┌─ RECORDED DATA

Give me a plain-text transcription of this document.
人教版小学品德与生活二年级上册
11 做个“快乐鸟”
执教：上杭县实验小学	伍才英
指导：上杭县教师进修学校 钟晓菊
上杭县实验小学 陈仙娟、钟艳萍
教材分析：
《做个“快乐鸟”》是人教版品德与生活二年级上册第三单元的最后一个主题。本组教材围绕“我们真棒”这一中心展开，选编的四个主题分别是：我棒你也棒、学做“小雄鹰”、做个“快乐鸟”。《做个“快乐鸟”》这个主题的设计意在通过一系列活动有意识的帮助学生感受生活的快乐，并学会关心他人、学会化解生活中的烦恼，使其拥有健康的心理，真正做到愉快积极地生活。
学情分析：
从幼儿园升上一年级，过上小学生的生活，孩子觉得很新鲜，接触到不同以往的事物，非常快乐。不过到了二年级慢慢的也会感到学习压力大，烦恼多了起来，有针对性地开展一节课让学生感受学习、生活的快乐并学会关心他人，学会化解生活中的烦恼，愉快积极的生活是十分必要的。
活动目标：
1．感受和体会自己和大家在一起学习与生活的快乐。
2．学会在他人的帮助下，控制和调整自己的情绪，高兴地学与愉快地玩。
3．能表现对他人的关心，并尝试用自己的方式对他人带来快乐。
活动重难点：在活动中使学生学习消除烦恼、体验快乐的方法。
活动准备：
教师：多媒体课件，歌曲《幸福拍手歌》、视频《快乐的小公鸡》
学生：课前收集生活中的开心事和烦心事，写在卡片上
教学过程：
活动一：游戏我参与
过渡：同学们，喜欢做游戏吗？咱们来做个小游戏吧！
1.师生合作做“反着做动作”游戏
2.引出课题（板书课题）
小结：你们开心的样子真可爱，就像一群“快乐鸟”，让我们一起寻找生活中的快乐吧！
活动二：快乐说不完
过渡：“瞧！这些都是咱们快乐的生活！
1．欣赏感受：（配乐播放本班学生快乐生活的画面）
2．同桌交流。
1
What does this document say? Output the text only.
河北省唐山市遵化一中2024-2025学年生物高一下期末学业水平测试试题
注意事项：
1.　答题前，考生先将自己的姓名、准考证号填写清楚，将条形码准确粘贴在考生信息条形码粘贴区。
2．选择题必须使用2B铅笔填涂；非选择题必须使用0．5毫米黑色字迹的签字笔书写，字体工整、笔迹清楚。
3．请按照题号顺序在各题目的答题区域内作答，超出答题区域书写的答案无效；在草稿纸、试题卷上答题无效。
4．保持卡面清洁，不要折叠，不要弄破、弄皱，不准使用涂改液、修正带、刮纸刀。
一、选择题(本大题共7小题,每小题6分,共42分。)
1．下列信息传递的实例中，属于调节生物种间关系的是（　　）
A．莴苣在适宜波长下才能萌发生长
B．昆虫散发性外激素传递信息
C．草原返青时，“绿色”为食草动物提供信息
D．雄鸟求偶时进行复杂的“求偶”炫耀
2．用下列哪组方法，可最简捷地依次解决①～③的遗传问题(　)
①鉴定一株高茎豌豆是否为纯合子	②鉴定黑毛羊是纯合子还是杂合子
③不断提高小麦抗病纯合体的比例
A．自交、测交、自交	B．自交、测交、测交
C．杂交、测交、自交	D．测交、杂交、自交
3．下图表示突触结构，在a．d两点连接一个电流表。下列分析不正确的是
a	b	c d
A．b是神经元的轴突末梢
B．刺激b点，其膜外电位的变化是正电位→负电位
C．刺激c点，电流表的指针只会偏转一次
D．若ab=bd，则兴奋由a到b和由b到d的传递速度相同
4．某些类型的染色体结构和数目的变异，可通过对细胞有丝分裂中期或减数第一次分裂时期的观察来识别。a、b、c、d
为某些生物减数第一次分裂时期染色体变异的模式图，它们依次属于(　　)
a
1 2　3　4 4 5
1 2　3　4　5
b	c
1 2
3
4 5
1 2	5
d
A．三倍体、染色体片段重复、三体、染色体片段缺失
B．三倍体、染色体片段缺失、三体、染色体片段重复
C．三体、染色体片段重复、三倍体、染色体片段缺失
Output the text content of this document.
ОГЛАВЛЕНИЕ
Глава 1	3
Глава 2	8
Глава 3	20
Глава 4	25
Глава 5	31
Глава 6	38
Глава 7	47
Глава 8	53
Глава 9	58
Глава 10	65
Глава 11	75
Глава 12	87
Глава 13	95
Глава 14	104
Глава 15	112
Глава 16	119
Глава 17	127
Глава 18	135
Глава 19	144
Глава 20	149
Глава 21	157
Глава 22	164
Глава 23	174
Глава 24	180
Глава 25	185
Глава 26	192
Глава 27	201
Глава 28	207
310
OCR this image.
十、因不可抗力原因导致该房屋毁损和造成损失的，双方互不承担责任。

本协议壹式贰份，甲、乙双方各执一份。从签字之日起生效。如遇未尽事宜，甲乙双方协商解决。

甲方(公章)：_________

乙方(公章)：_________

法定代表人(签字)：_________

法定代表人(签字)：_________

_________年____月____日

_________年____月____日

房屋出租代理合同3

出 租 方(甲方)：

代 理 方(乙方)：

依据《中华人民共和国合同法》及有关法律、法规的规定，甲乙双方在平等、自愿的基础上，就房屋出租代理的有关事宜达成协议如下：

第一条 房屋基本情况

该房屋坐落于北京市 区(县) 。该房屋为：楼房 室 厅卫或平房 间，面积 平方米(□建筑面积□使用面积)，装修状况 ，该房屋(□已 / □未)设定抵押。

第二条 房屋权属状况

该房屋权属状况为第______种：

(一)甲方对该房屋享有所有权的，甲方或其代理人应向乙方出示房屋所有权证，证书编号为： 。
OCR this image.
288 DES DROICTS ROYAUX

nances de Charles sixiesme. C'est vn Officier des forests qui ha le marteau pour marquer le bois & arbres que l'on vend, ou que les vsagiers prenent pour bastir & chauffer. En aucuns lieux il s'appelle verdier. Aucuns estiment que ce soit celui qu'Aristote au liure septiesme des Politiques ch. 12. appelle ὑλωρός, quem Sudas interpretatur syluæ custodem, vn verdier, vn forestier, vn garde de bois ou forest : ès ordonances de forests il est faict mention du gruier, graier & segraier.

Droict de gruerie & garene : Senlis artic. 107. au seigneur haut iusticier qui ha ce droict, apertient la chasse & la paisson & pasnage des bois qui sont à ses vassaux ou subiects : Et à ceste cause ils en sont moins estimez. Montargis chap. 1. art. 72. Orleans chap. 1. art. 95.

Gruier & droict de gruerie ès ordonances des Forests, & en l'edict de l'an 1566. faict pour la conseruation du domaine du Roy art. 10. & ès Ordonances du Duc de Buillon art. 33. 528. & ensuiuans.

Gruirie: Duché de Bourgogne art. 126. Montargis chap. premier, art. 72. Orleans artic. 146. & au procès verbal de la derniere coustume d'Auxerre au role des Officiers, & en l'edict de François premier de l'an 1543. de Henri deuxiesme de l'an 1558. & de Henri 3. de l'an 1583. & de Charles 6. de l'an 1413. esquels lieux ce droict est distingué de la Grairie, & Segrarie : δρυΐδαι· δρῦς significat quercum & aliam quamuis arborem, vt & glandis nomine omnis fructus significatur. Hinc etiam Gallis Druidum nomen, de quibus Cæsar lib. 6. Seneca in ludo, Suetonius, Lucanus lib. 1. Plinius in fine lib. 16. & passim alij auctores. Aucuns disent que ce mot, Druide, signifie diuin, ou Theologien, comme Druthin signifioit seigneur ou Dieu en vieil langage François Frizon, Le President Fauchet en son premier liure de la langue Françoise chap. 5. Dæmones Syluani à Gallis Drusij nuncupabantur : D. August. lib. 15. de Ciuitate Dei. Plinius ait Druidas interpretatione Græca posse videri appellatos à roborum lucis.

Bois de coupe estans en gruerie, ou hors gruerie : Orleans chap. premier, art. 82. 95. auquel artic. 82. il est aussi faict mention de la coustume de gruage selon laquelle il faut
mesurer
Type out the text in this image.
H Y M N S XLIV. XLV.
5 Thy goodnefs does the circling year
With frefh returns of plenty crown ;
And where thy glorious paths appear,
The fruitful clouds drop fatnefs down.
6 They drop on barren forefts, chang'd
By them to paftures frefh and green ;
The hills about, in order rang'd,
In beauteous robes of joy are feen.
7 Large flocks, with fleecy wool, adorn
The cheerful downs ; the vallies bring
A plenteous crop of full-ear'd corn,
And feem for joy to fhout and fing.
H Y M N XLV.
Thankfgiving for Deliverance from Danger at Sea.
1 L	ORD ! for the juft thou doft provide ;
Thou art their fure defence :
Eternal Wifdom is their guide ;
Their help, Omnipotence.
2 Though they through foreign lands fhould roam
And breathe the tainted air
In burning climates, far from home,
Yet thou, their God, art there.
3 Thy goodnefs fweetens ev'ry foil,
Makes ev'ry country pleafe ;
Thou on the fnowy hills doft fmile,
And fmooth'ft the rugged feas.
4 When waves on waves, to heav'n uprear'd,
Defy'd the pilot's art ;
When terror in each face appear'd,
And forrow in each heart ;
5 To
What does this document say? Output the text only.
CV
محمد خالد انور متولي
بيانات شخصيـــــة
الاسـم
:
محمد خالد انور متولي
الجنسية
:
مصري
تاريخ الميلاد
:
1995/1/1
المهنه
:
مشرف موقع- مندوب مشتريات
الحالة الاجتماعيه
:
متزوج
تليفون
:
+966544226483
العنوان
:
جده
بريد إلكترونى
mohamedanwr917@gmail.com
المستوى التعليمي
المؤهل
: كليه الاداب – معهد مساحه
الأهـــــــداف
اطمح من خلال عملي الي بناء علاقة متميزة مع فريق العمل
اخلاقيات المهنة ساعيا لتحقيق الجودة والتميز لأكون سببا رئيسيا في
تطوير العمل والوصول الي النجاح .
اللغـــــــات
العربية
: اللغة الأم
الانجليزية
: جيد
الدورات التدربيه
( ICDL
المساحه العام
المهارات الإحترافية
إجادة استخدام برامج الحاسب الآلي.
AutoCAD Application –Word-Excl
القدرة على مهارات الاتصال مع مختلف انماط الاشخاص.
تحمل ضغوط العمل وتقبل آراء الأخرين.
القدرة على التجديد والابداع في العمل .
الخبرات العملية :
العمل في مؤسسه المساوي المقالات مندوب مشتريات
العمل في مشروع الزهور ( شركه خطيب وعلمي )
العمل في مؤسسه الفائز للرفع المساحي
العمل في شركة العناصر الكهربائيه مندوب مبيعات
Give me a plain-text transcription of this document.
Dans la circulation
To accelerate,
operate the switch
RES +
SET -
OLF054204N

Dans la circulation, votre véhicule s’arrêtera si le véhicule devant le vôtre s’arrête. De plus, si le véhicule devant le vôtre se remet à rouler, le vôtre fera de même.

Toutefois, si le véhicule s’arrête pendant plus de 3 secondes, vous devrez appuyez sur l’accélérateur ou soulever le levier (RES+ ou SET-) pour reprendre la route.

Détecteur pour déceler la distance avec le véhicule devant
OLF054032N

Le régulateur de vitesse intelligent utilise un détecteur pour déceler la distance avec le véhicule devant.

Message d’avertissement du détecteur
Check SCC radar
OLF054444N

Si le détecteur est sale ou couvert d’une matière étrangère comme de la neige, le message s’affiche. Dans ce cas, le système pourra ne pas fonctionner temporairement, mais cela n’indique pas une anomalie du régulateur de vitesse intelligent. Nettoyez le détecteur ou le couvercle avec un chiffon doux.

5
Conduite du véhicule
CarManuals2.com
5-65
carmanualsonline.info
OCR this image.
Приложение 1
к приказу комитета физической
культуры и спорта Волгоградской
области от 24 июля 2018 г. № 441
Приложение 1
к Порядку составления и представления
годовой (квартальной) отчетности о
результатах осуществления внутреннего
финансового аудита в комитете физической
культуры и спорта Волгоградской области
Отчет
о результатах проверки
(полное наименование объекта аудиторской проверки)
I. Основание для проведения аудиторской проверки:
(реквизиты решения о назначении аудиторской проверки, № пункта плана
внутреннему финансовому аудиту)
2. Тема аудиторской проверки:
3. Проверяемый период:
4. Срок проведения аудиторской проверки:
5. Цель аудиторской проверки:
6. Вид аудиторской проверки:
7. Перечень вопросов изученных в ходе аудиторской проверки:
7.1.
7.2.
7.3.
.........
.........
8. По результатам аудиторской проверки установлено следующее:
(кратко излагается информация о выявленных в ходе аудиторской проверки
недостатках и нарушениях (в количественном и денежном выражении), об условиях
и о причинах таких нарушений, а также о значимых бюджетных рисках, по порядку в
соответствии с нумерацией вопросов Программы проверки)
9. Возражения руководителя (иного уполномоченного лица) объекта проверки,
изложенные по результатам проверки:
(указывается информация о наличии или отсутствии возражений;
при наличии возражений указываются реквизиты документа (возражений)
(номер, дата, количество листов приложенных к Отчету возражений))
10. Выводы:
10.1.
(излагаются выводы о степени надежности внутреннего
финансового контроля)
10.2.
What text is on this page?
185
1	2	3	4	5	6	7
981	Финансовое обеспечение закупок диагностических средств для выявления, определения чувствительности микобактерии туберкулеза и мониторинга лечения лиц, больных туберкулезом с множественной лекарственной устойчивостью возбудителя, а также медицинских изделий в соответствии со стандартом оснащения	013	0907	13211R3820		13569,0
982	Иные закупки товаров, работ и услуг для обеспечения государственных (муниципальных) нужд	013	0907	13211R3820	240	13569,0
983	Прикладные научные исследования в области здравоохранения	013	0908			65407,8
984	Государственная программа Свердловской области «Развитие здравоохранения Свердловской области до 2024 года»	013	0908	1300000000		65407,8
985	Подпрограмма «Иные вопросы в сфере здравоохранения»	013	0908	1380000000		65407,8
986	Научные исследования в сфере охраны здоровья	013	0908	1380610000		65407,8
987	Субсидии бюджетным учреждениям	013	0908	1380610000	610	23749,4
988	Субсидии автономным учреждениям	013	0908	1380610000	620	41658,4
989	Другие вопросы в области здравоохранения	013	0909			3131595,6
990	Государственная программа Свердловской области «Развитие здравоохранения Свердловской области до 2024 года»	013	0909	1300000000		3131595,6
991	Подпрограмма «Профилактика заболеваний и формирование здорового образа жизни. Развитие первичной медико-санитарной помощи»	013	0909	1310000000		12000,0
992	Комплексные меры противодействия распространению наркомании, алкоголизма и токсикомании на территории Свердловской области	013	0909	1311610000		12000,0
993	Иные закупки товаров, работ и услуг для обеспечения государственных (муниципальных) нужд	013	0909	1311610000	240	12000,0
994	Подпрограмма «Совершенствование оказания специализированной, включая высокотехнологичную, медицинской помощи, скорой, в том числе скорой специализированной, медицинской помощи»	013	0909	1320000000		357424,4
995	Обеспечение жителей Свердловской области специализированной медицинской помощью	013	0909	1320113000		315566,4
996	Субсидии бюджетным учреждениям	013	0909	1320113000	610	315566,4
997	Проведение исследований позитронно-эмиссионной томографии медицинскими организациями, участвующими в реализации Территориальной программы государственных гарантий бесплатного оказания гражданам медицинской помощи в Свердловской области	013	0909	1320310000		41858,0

└─

INSTRUCTIONS FOR THE TASK -> Look through the records and gather each line with the word "услуг".

ANSWER TO THE EXERCISE ->
982	Иные закупки товаров, работ и услуг для обеспечения государственных (муниципальных) нужд	013	0907	13211R3820	240	13569,0
993	Иные закупки товаров, работ и услуг для обеспечения государственных (муниципальных) нужд	013	0909	1311610000	240	12000,0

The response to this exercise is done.